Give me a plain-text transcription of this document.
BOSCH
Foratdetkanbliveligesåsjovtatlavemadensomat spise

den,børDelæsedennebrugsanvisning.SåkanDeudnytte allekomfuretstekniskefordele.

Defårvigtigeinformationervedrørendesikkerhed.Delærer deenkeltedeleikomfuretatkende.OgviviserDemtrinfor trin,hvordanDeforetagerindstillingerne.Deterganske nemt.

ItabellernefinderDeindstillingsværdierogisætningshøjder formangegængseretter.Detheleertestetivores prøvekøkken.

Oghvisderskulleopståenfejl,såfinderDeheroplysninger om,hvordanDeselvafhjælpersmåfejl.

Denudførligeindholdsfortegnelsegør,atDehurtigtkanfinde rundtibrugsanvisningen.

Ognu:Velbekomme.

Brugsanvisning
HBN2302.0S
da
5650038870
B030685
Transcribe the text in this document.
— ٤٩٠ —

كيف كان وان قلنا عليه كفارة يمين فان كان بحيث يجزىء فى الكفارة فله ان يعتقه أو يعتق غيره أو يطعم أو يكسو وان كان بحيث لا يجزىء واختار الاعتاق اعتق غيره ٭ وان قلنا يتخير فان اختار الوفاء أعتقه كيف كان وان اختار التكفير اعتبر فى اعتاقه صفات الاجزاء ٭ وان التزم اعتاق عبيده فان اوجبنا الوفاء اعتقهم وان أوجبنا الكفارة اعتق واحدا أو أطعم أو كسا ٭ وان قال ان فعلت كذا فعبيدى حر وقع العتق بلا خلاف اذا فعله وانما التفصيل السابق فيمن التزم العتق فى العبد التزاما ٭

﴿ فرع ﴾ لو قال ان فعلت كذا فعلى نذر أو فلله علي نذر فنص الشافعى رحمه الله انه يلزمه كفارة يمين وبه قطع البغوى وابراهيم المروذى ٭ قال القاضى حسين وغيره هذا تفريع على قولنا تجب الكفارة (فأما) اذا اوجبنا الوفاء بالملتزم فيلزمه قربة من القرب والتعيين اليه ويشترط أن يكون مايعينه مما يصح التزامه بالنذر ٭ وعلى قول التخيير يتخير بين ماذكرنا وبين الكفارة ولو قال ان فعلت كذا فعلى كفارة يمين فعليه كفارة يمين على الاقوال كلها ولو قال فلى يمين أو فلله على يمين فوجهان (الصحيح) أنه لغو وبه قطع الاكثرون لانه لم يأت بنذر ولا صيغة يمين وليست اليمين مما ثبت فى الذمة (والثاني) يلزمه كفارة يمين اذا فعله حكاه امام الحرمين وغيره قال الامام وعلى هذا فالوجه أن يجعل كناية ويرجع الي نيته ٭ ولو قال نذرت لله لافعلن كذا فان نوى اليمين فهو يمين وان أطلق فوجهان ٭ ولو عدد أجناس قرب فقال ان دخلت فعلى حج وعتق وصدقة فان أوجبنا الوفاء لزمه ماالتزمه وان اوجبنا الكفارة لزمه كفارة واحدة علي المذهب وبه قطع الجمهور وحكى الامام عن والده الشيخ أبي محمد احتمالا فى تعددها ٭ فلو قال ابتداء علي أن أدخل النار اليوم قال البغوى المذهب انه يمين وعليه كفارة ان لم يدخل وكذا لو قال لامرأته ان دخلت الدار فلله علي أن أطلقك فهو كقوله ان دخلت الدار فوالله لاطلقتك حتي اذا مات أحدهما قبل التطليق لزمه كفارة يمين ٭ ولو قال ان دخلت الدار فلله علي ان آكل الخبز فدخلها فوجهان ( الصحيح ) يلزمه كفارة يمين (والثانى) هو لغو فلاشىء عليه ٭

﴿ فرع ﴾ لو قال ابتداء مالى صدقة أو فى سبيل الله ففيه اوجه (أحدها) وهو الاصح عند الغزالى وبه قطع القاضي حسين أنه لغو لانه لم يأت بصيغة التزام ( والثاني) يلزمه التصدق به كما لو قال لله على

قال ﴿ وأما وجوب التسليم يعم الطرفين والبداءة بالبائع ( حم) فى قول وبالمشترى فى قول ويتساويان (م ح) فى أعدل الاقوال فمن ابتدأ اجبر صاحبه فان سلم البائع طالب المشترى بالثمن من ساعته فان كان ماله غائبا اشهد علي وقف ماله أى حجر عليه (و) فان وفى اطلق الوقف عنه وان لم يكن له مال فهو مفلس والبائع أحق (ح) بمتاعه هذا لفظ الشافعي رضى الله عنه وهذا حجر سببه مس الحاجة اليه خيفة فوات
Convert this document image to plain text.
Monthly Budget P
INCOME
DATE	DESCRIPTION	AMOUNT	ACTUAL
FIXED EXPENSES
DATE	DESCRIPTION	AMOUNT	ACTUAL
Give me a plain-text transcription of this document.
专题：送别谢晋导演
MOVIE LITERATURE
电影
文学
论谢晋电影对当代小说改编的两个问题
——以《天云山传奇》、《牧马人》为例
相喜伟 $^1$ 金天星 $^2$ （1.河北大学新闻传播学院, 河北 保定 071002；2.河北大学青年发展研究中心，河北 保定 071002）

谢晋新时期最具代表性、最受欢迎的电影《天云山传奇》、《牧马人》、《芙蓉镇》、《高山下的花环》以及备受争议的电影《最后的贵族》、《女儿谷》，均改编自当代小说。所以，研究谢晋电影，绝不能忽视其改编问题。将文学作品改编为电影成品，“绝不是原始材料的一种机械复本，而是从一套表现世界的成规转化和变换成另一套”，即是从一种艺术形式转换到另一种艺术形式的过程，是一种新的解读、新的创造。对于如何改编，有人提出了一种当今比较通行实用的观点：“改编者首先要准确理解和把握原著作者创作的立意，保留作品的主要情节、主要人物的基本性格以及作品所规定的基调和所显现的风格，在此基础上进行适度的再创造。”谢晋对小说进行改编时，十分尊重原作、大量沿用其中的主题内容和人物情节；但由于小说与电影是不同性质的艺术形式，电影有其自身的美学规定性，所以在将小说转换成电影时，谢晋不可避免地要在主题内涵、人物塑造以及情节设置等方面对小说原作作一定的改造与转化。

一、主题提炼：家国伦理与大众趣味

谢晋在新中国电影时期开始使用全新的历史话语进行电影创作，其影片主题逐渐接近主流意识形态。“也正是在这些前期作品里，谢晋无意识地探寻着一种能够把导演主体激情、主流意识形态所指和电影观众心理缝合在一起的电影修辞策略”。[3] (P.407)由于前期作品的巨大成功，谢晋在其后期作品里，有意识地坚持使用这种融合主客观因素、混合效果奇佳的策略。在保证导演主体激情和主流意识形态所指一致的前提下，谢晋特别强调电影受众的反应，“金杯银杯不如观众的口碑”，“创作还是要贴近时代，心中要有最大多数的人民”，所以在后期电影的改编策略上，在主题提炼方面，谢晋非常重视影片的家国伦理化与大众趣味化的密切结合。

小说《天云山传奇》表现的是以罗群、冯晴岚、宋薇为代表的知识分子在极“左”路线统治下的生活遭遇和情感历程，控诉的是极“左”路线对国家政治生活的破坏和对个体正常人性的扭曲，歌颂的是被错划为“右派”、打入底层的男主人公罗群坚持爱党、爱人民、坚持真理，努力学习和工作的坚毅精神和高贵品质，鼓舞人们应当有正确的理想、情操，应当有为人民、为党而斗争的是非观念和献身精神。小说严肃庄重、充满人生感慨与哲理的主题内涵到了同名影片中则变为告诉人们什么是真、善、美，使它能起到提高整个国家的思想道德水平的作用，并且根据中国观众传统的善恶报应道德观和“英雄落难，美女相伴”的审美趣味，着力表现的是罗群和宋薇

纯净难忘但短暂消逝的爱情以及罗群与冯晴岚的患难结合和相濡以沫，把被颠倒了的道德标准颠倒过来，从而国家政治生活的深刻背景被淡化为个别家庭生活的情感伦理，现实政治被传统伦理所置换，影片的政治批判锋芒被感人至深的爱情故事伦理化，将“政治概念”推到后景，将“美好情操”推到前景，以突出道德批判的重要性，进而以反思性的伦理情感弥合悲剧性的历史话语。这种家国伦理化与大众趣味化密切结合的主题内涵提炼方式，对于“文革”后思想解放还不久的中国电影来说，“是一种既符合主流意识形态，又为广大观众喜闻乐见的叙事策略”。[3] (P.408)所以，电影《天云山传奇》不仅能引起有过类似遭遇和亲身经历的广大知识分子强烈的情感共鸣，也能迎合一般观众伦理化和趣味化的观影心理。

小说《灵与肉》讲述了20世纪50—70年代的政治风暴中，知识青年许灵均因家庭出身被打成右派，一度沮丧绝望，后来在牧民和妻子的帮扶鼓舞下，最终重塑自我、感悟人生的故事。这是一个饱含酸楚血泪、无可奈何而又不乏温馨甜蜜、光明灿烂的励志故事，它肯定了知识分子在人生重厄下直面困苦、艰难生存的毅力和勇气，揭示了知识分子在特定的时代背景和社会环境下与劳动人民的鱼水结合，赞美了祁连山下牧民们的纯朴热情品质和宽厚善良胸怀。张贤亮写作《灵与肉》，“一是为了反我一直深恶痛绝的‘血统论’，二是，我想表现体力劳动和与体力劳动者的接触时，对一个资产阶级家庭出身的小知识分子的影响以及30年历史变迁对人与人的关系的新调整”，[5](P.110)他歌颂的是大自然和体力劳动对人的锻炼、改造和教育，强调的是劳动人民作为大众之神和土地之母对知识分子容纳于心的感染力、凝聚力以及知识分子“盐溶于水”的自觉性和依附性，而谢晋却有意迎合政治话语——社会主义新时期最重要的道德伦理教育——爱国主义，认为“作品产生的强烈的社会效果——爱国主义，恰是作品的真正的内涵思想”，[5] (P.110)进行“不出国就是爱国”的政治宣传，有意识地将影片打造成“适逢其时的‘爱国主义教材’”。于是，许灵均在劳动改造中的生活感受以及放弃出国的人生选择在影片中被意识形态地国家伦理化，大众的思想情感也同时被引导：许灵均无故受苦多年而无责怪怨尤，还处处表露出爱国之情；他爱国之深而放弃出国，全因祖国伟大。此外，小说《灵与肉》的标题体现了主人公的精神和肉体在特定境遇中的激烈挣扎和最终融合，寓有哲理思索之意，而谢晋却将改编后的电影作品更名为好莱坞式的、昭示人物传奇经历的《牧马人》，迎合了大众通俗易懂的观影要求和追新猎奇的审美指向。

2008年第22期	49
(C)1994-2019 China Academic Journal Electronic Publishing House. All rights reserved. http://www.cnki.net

WHAT THE EXERCISE ASKS: Gather every line containing the word "text" and copy it.

ANSWER FOR THIS EXERCISE:
Give me a plain-text transcription of this document.
Transcribe the text in this document.
Convert this document image to plain text.
Give me a plain-text transcription of this document.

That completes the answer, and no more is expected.